Exercise — All of the data below must be repeated exactly.

Supplied material —
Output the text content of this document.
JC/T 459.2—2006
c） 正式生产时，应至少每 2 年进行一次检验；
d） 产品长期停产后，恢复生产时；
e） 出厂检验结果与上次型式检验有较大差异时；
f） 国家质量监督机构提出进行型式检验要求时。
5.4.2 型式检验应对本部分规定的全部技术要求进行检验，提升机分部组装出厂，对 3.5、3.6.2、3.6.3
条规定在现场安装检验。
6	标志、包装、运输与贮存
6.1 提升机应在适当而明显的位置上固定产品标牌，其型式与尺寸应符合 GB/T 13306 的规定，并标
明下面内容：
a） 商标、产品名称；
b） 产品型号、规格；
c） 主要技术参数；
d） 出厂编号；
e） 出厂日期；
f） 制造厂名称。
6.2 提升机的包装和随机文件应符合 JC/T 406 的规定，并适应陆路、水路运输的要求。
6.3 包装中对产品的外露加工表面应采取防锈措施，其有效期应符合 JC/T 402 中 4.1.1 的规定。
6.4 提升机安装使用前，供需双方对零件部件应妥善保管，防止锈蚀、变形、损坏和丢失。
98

Result for this task —
Output the text content of this document.
JC/T 459.2—2006
c） 正式生产时，应至少每 2 年进行一次检验；
d） 产品长期停产后，恢复生产时；
e） 出厂检验结果与上次型式检验有较大差异时；
f） 国家质量监督机构提出进行型式检验要求时。
5.4.2 型式检验应对本部分规定的全部技术要求进行检验，提升机分部组装出厂，对 3.5、3.6.2、3.6.3
条规定在现场安装检验。
6	标志、包装、运输与贮存
6.1 提升机应在适当而明显的位置上固定产品标牌，其型式与尺寸应符合 GB/T 13306 的规定，并标
明下面内容：
a） 商标、产品名称；
b） 产品型号、规格；
c） 主要技术参数；
d） 出厂编号；
e） 出厂日期；
f） 制造厂名称。
6.2 提升机的包装和随机文件应符合 JC/T 406 的规定，并适应陆路、水路运输的要求。
6.3 包装中对产品的外露加工表面应采取防锈措施，其有效期应符合 JC/T 402 中 4.1.1 的规定。
6.4 提升机安装使用前，供需双方对零件部件应妥善保管，防止锈蚀、变形、损坏和丢失。
98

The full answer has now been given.